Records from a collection
* * *

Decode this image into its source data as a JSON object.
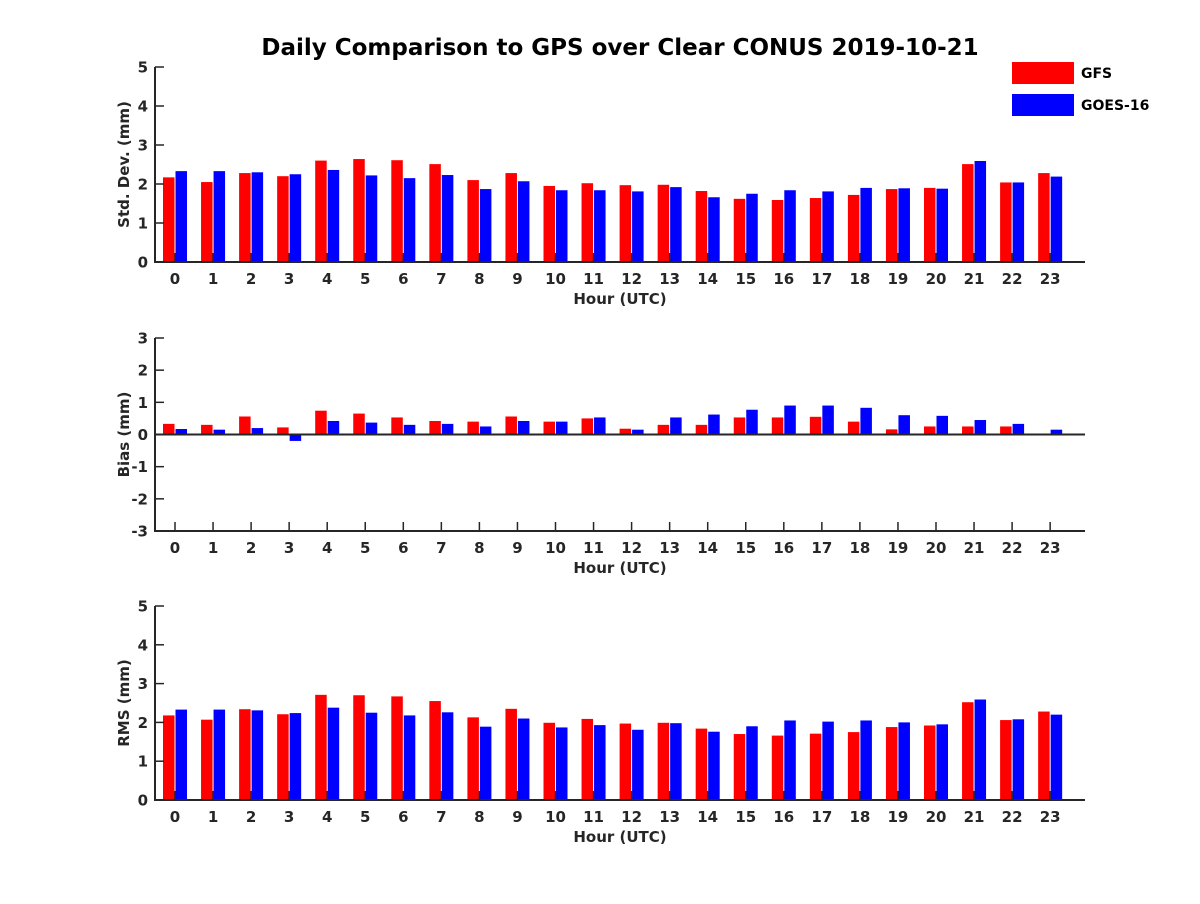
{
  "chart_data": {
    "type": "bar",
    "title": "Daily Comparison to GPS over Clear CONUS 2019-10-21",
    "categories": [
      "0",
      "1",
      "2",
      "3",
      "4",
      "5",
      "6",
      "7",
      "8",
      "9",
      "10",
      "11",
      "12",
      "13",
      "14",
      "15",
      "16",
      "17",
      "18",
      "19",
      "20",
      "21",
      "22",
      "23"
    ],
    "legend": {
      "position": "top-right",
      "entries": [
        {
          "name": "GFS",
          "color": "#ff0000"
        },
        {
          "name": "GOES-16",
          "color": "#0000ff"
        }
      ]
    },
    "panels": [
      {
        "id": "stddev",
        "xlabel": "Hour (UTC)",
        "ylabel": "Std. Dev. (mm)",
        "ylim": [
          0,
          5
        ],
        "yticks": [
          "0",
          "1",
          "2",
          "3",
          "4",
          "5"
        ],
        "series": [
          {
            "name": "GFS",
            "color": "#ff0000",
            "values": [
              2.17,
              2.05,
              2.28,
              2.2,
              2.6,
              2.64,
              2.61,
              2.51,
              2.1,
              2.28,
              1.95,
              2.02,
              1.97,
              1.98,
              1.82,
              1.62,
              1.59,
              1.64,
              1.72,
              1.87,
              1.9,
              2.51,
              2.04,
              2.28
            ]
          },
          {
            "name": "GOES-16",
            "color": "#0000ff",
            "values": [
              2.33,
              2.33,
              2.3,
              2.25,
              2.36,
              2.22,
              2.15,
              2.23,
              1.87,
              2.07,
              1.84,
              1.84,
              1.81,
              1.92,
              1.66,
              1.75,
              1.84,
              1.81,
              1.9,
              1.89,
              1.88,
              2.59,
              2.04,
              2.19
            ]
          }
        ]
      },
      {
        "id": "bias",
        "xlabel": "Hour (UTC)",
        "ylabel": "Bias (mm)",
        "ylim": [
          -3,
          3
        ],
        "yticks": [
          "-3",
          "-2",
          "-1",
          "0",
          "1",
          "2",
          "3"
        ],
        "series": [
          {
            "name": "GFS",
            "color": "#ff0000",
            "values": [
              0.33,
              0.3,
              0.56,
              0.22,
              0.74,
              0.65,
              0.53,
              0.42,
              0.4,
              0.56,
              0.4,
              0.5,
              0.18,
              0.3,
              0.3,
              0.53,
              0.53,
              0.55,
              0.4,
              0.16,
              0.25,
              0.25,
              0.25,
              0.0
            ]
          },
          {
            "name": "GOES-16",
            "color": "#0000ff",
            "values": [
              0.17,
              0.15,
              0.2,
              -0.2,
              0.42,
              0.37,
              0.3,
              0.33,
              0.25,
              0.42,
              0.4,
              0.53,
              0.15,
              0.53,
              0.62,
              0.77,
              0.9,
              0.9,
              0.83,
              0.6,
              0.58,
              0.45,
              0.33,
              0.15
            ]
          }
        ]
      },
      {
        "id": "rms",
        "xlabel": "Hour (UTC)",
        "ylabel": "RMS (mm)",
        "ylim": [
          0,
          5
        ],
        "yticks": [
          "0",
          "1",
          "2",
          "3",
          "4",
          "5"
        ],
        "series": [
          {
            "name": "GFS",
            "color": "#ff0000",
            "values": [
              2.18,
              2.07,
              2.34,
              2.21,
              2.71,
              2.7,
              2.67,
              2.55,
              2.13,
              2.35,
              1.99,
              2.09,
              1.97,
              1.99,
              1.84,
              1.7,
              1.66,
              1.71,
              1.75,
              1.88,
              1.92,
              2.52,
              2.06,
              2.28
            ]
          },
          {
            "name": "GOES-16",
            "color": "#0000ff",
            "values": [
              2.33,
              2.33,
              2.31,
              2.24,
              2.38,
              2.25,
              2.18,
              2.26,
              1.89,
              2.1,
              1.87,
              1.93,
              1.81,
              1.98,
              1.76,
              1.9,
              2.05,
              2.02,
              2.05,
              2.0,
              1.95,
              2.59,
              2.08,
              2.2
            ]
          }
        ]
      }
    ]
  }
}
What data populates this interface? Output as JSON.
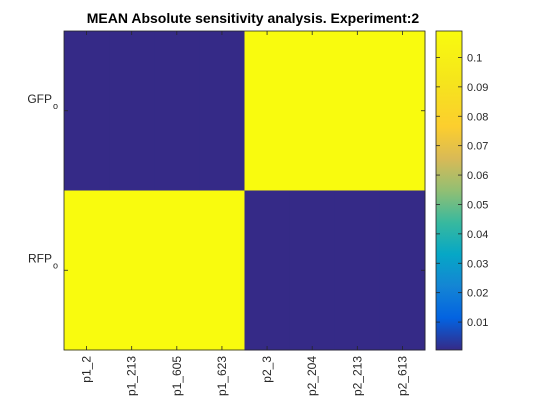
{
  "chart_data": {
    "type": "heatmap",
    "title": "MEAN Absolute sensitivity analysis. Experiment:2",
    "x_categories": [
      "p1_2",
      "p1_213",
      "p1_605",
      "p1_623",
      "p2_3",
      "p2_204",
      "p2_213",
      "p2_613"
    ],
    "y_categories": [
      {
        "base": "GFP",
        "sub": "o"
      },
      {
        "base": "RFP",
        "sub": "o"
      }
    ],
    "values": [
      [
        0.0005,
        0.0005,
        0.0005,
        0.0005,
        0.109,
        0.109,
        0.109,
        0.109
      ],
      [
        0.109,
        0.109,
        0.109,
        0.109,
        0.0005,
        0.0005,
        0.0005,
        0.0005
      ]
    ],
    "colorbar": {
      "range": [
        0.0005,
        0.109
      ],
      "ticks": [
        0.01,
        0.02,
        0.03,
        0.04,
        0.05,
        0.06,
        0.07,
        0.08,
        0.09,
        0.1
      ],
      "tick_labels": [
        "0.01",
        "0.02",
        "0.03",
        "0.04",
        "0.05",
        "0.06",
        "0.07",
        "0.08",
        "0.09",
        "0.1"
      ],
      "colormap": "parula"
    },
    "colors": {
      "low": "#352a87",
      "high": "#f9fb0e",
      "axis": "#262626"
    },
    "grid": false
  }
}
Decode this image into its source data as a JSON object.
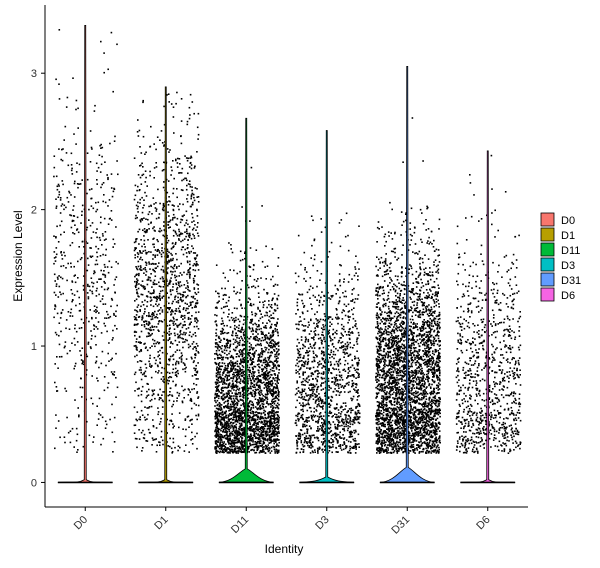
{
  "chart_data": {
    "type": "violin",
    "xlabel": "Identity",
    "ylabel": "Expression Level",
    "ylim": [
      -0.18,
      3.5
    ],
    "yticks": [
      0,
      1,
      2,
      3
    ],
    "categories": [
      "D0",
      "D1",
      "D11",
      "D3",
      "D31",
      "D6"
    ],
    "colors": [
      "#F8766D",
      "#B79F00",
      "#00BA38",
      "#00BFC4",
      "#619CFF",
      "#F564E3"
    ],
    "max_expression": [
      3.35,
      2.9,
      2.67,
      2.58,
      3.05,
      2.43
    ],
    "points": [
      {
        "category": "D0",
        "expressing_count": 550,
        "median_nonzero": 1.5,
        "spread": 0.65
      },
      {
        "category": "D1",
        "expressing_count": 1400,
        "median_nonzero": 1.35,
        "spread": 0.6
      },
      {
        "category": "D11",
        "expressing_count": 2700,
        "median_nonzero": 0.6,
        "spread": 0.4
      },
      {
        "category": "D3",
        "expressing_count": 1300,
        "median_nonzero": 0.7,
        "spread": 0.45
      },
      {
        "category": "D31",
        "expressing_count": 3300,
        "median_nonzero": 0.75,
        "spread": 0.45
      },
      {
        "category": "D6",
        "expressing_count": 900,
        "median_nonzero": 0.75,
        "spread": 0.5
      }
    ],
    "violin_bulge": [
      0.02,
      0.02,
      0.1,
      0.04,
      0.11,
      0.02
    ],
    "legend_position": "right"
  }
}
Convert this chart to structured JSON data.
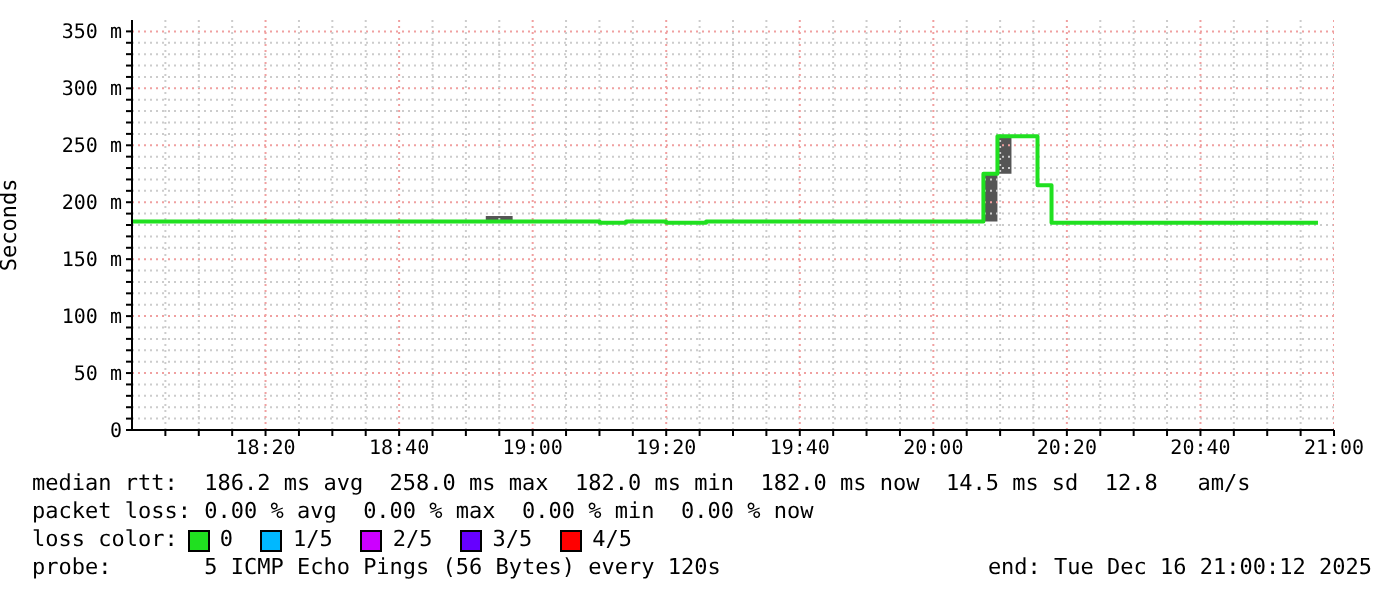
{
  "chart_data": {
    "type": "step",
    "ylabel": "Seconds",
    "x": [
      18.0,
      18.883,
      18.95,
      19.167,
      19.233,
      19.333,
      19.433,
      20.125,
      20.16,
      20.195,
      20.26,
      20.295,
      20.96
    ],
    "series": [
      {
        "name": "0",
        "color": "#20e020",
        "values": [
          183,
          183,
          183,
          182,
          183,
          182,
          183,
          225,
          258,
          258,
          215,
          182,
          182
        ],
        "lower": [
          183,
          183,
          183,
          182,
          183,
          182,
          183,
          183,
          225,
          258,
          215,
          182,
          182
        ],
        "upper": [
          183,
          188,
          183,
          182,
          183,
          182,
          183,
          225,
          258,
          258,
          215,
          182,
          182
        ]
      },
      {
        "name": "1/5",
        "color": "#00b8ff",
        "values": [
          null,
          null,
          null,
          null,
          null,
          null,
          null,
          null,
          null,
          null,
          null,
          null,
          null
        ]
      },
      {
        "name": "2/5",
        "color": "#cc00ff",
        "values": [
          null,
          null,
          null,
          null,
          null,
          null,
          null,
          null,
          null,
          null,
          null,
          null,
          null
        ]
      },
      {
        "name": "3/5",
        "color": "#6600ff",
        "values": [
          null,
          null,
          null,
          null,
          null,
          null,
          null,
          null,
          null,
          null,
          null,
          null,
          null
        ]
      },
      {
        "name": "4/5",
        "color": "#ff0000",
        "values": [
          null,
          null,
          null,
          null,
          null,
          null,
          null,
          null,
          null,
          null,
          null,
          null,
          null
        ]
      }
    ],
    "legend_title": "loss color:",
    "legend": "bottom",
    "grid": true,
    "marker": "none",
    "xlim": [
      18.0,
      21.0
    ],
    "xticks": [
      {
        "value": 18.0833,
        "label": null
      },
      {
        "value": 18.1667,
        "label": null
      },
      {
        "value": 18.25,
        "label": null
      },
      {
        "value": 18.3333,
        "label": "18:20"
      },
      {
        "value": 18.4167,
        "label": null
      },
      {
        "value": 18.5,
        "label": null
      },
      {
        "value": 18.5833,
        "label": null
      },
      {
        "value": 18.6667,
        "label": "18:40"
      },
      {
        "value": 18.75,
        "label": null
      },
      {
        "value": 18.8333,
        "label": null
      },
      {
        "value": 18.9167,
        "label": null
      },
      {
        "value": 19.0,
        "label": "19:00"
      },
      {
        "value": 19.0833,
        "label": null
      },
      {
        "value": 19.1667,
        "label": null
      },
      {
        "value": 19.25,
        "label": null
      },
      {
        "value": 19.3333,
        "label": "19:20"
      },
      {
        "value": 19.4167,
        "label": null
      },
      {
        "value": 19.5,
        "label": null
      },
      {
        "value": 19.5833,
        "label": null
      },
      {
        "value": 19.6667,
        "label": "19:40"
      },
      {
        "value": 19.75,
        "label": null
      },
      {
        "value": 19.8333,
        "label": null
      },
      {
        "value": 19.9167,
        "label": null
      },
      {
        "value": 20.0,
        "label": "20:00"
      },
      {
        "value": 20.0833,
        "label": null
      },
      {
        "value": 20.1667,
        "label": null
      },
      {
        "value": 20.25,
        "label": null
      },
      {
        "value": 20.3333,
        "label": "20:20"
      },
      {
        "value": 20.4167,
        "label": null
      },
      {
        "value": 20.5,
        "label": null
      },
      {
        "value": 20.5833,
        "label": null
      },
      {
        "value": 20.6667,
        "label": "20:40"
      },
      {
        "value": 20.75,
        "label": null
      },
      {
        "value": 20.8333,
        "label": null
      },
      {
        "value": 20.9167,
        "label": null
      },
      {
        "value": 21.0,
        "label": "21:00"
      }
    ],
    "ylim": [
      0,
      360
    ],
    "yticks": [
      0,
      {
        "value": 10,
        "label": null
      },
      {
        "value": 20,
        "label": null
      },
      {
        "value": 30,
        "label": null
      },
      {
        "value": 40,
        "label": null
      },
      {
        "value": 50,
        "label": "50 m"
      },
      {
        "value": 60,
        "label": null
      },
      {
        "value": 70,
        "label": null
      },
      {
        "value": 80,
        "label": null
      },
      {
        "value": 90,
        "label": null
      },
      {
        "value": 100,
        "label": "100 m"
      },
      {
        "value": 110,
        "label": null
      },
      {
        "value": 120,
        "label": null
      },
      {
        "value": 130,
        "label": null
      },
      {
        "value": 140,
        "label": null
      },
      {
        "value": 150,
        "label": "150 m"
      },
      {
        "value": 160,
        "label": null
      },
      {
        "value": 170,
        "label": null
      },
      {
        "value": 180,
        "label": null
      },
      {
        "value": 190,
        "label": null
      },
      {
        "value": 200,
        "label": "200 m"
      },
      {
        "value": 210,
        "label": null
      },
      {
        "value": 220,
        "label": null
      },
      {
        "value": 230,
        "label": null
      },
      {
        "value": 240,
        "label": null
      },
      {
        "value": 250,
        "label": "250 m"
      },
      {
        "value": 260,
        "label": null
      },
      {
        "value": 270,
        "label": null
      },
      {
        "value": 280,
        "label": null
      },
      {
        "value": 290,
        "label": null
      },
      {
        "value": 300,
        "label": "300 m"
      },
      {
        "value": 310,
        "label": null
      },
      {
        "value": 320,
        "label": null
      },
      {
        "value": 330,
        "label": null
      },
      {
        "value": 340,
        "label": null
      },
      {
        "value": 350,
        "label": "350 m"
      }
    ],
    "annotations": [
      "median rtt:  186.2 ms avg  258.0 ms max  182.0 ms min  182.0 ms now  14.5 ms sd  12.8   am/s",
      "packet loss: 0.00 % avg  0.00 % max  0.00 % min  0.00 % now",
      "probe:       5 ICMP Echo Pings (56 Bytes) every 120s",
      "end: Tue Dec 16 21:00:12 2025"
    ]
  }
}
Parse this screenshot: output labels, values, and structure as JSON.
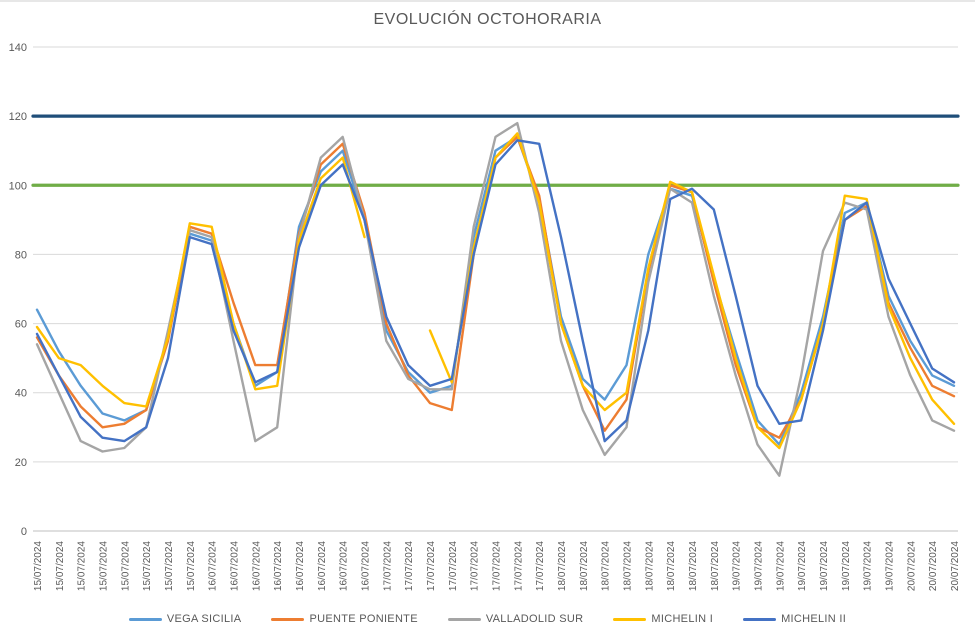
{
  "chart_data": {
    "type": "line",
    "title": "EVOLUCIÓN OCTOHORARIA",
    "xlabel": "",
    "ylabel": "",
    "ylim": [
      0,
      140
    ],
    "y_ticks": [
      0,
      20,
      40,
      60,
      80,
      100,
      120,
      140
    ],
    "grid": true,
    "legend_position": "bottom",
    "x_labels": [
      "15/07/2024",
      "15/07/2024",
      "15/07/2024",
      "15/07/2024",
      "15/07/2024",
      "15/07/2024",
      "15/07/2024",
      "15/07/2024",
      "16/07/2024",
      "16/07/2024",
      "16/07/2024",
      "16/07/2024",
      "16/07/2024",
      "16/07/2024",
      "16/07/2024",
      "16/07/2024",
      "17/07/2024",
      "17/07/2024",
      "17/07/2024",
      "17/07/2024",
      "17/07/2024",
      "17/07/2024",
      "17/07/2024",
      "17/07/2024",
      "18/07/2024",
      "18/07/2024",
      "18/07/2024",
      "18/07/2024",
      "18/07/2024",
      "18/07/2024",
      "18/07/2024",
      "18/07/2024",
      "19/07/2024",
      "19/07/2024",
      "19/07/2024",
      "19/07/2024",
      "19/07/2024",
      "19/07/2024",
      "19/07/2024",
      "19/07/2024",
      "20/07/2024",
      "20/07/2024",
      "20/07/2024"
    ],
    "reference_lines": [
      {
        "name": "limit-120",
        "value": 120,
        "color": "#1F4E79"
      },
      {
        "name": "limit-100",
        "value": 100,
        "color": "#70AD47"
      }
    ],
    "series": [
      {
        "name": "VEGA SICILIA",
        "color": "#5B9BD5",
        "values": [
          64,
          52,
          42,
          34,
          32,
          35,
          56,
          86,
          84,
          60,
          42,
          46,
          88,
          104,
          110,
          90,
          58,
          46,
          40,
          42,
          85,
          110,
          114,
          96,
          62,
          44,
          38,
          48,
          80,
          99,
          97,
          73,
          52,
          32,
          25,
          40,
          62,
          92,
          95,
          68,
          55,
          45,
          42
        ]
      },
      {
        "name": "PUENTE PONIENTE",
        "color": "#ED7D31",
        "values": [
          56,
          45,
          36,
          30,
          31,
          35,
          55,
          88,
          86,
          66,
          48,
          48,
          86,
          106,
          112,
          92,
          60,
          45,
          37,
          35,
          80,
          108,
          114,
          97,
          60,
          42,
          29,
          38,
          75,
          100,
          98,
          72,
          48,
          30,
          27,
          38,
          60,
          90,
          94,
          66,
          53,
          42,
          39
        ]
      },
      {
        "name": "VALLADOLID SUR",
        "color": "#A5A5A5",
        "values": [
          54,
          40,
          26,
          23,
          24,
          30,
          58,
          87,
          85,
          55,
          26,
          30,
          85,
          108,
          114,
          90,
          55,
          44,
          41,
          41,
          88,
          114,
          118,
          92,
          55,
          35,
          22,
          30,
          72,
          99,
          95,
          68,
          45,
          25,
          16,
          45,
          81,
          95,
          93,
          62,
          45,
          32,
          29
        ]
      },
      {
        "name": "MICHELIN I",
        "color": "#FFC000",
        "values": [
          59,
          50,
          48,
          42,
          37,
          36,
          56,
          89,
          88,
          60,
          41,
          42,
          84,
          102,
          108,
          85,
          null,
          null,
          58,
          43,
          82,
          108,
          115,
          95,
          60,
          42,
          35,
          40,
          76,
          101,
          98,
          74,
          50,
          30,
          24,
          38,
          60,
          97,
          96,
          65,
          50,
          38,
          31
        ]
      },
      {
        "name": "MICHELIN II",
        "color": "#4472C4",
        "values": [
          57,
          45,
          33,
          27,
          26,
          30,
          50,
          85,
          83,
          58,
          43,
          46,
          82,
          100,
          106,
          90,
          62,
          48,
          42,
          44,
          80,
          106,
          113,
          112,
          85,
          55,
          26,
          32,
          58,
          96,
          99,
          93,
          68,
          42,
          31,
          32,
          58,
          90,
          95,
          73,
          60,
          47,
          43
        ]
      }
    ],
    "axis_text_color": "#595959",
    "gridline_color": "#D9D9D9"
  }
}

* * *

GIVEN REQUEST —
Give a single number: the count of lines above that include the word "ylabel".

TASK OUTPUT —
6